## What to produce
Omit images. Retype all entries verbatim.

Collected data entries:
— start —
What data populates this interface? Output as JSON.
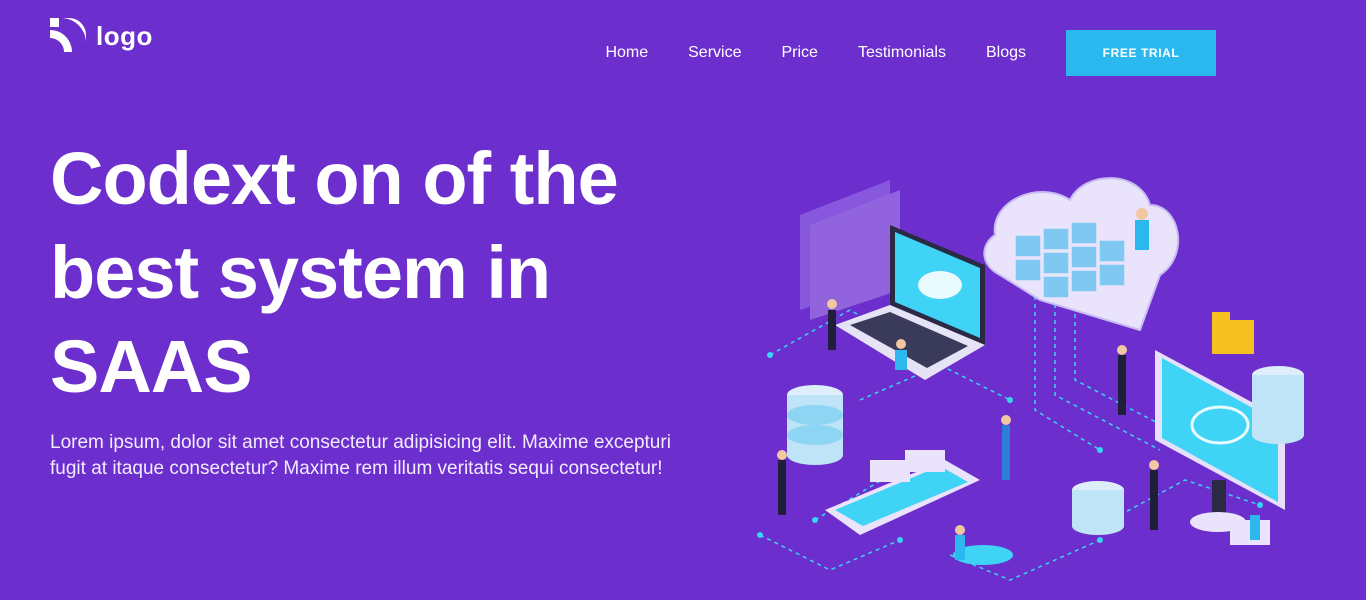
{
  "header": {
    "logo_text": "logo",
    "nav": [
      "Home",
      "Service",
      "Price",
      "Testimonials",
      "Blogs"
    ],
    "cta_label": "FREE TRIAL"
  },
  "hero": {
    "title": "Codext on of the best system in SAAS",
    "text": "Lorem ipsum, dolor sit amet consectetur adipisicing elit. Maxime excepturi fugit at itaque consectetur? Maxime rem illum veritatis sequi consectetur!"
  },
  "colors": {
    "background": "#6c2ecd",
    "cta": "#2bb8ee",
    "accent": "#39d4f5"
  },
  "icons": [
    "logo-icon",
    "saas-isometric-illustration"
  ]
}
— end —
## The solution
What data populates this interface? Output as JSON.
{
  "header": {
    "logo_text": "logo",
    "nav": [
      "Home",
      "Service",
      "Price",
      "Testimonials",
      "Blogs"
    ],
    "cta_label": "FREE TRIAL"
  },
  "hero": {
    "title": "Codext on of the best system in SAAS",
    "text": "Lorem ipsum, dolor sit amet consectetur adipisicing elit. Maxime excepturi fugit at itaque consectetur? Maxime rem illum veritatis sequi consectetur!"
  },
  "colors": {
    "background": "#6c2ecd",
    "cta": "#2bb8ee",
    "accent": "#39d4f5"
  },
  "icons": [
    "logo-icon",
    "saas-isometric-illustration"
  ]
}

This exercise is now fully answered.